-------- Input data --------
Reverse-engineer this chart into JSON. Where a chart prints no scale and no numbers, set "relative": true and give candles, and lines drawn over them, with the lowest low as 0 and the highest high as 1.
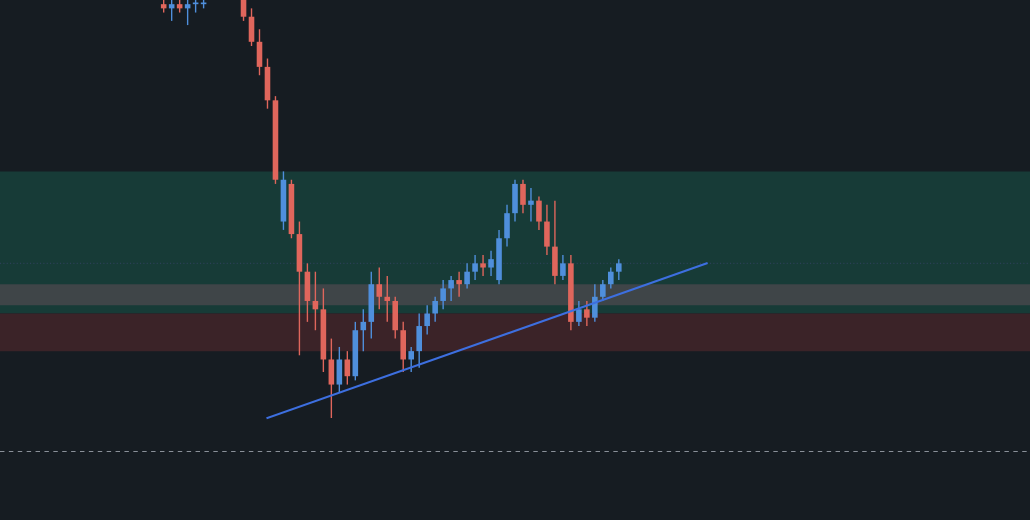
{
  "chart_data": {
    "type": "candlestick",
    "relative": true,
    "colors": [
      null,
      null,
      null,
      null,
      null,
      null,
      null,
      null,
      null,
      null,
      null,
      null,
      null,
      null,
      null,
      null,
      null,
      null,
      null,
      null,
      "#e0665c",
      "#4f8fdc",
      "#e0665c",
      "#4f8fdc",
      "#4f8fdc",
      "#4f8fdc",
      null,
      null,
      null,
      null,
      "#e0665c",
      "#e0665c",
      "#e0665c",
      "#e0665c",
      "#e0665c",
      "#4f8fdc",
      "#e0665c",
      "#e0665c",
      "#e0665c",
      "#e0665c",
      "#e0665c",
      "#e0665c",
      "#4f8fdc",
      "#e0665c",
      "#4f8fdc",
      "#4f8fdc",
      "#4f8fdc",
      "#e0665c",
      "#e0665c",
      "#e0665c",
      "#e0665c",
      "#4f8fdc",
      "#4f8fdc",
      "#4f8fdc",
      "#4f8fdc",
      "#4f8fdc",
      "#4f8fdc",
      "#e0665c",
      "#4f8fdc",
      "#4f8fdc",
      "#e0665c",
      "#4f8fdc",
      "#4f8fdc",
      "#4f8fdc",
      "#4f8fdc",
      "#e0665c",
      "#4f8fdc",
      "#e0665c",
      "#e0665c",
      "#e0665c",
      "#4f8fdc",
      "#e0665c",
      "#4f8fdc",
      "#e0665c",
      "#4f8fdc",
      "#4f8fdc",
      "#4f8fdc",
      "#4f8fdc",
      null,
      null,
      null,
      null,
      null,
      null,
      null,
      null,
      null,
      null,
      null,
      null,
      null,
      null,
      null,
      null,
      null,
      null,
      null,
      null,
      null,
      null,
      null,
      null,
      null,
      null,
      null,
      null,
      null,
      null,
      null,
      null,
      null,
      null,
      null,
      null,
      null,
      null,
      null,
      null,
      null,
      null,
      null,
      null,
      null,
      null,
      null,
      null,
      null,
      null,
      null
    ],
    "categories": [
      null,
      null,
      null,
      null,
      null,
      null,
      null,
      null,
      null,
      null,
      null,
      null,
      null,
      null,
      null,
      null,
      null,
      null,
      null,
      null,
      null,
      null,
      null,
      null,
      null,
      null,
      null,
      null,
      null,
      null,
      null,
      null,
      null,
      null,
      null,
      null,
      null,
      null,
      null,
      null,
      null,
      null,
      null,
      null,
      null,
      null,
      null,
      null,
      null,
      null,
      null,
      null,
      null,
      null,
      null,
      null,
      null,
      null,
      null,
      null,
      null,
      null,
      null,
      null,
      null,
      null,
      null,
      null,
      null,
      null,
      null,
      null,
      null,
      null,
      null,
      null,
      null,
      null,
      null,
      null,
      null,
      null,
      null,
      null,
      null,
      null,
      null,
      null,
      null,
      null,
      null,
      null,
      null,
      null,
      null,
      null,
      null,
      null,
      null,
      null,
      null,
      null,
      null,
      null,
      null,
      null,
      null,
      null,
      null,
      null,
      null,
      null,
      null,
      null,
      null,
      null,
      null,
      null,
      null,
      null,
      null,
      null,
      null,
      null,
      null,
      null,
      null,
      null,
      null
    ],
    "ohlc": [
      null,
      null,
      null,
      null,
      null,
      null,
      null,
      null,
      null,
      null,
      null,
      null,
      null,
      null,
      null,
      null,
      null,
      null,
      null,
      null,
      [
        0.99,
        1.0,
        0.97,
        0.98
      ],
      [
        0.98,
        1.0,
        0.95,
        0.99
      ],
      [
        0.99,
        1.0,
        0.97,
        0.98
      ],
      [
        0.98,
        1.0,
        0.94,
        0.99
      ],
      [
        0.99,
        1.0,
        0.97,
        0.99
      ],
      [
        0.99,
        1.0,
        0.98,
        0.99
      ],
      null,
      null,
      null,
      null,
      [
        1.0,
        1.0,
        0.95,
        0.96
      ],
      [
        0.96,
        0.98,
        0.89,
        0.9
      ],
      [
        0.9,
        0.93,
        0.82,
        0.84
      ],
      [
        0.84,
        0.86,
        0.74,
        0.76
      ],
      [
        0.76,
        0.77,
        0.56,
        0.57
      ],
      [
        0.47,
        0.59,
        0.45,
        0.57
      ],
      [
        0.56,
        0.57,
        0.43,
        0.44
      ],
      [
        0.44,
        0.47,
        0.15,
        0.35
      ],
      [
        0.35,
        0.37,
        0.23,
        0.28
      ],
      [
        0.28,
        0.35,
        0.21,
        0.26
      ],
      [
        0.26,
        0.31,
        0.11,
        0.14
      ],
      [
        0.14,
        0.19,
        0.0,
        0.08
      ],
      [
        0.08,
        0.17,
        0.06,
        0.14
      ],
      [
        0.14,
        0.16,
        0.08,
        0.1
      ],
      [
        0.1,
        0.23,
        0.09,
        0.21
      ],
      [
        0.21,
        0.26,
        0.16,
        0.23
      ],
      [
        0.23,
        0.35,
        0.19,
        0.32
      ],
      [
        0.32,
        0.36,
        0.26,
        0.29
      ],
      [
        0.29,
        0.34,
        0.23,
        0.28
      ],
      [
        0.28,
        0.29,
        0.19,
        0.21
      ],
      [
        0.21,
        0.23,
        0.11,
        0.14
      ],
      [
        0.14,
        0.17,
        0.11,
        0.16
      ],
      [
        0.16,
        0.25,
        0.12,
        0.22
      ],
      [
        0.22,
        0.27,
        0.2,
        0.25
      ],
      [
        0.25,
        0.29,
        0.23,
        0.28
      ],
      [
        0.28,
        0.33,
        0.26,
        0.31
      ],
      [
        0.31,
        0.34,
        0.28,
        0.33
      ],
      [
        0.33,
        0.35,
        0.29,
        0.32
      ],
      [
        0.32,
        0.37,
        0.31,
        0.35
      ],
      [
        0.35,
        0.39,
        0.33,
        0.37
      ],
      [
        0.37,
        0.39,
        0.34,
        0.36
      ],
      [
        0.36,
        0.4,
        0.34,
        0.38
      ],
      [
        0.33,
        0.45,
        0.32,
        0.43
      ],
      [
        0.43,
        0.51,
        0.41,
        0.49
      ],
      [
        0.49,
        0.57,
        0.47,
        0.56
      ],
      [
        0.56,
        0.57,
        0.49,
        0.51
      ],
      [
        0.51,
        0.55,
        0.47,
        0.52
      ],
      [
        0.52,
        0.53,
        0.45,
        0.47
      ],
      [
        0.47,
        0.51,
        0.39,
        0.41
      ],
      [
        0.41,
        0.52,
        0.32,
        0.34
      ],
      [
        0.34,
        0.39,
        0.33,
        0.37
      ],
      [
        0.37,
        0.39,
        0.21,
        0.23
      ],
      [
        0.23,
        0.28,
        0.22,
        0.26
      ],
      [
        0.26,
        0.28,
        0.22,
        0.24
      ],
      [
        0.24,
        0.32,
        0.23,
        0.29
      ],
      [
        0.29,
        0.33,
        0.28,
        0.32
      ],
      [
        0.32,
        0.36,
        0.31,
        0.35
      ],
      [
        0.35,
        0.38,
        0.33,
        0.37
      ],
      null,
      null,
      null,
      null,
      null,
      null,
      null,
      null,
      null,
      null,
      null,
      null,
      null,
      null,
      null,
      null,
      null,
      null,
      null,
      null,
      null,
      null,
      null,
      null,
      null,
      null,
      null,
      null,
      null,
      null,
      null,
      null,
      null,
      null,
      null,
      null,
      null,
      null,
      null,
      null,
      null,
      null,
      null,
      null,
      null,
      null,
      null,
      null,
      null,
      null,
      null
    ],
    "series": [
      {
        "type": "line",
        "color": "#3d6fe0",
        "values": [
          null,
          null,
          null,
          null,
          null,
          null,
          null,
          null,
          null,
          null,
          null,
          null,
          null,
          null,
          null,
          null,
          null,
          null,
          null,
          null,
          null,
          null,
          null,
          null,
          null,
          null,
          null,
          null,
          null,
          null,
          null,
          null,
          null,
          0.0,
          null,
          null,
          null,
          null,
          null,
          null,
          null,
          null,
          null,
          null,
          null,
          null,
          null,
          null,
          null,
          null,
          null,
          null,
          null,
          null,
          null,
          null,
          null,
          null,
          null,
          null,
          null,
          null,
          null,
          null,
          null,
          null,
          null,
          null,
          null,
          null,
          null,
          null,
          null,
          null,
          null,
          null,
          null,
          null,
          null,
          null,
          null,
          null,
          null,
          null,
          null,
          null,
          null,
          null,
          0.37,
          null,
          null,
          null,
          null,
          null,
          null,
          null,
          null,
          null,
          null,
          null,
          null,
          null,
          null,
          null,
          null,
          null,
          null,
          null,
          null,
          null,
          null,
          null,
          null,
          null,
          null,
          null,
          null,
          null,
          null,
          null,
          null,
          null,
          null,
          null,
          null,
          null,
          null,
          null,
          null
        ]
      }
    ],
    "bands": [
      {
        "axis": "y",
        "from": 0.25,
        "to": 0.59,
        "color": "#173b37"
      },
      {
        "axis": "y",
        "from": 0.16,
        "to": 0.25,
        "color": "#3b2328"
      },
      {
        "axis": "y",
        "from": 0.27,
        "to": 0.32,
        "color": "#3f4548"
      }
    ],
    "ref_lines": [
      {
        "axis": "y",
        "value": 0.37,
        "color": "#2c4058",
        "line_style": "dotted"
      },
      {
        "axis": "y",
        "value": -0.08,
        "color": "#8a9099",
        "line_style": "dashed"
      }
    ]
  }
}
--------
## Instructions for the task
List each line in the listing that contains the string "relative".

## The answer
Reverse-engineer this chart into JSON. Where a chart prints no scale and no numbers, set "relative": true and give candles, and lines drawn over them, with the lowest low as 0 and the highest high as 1.
    "relative": true,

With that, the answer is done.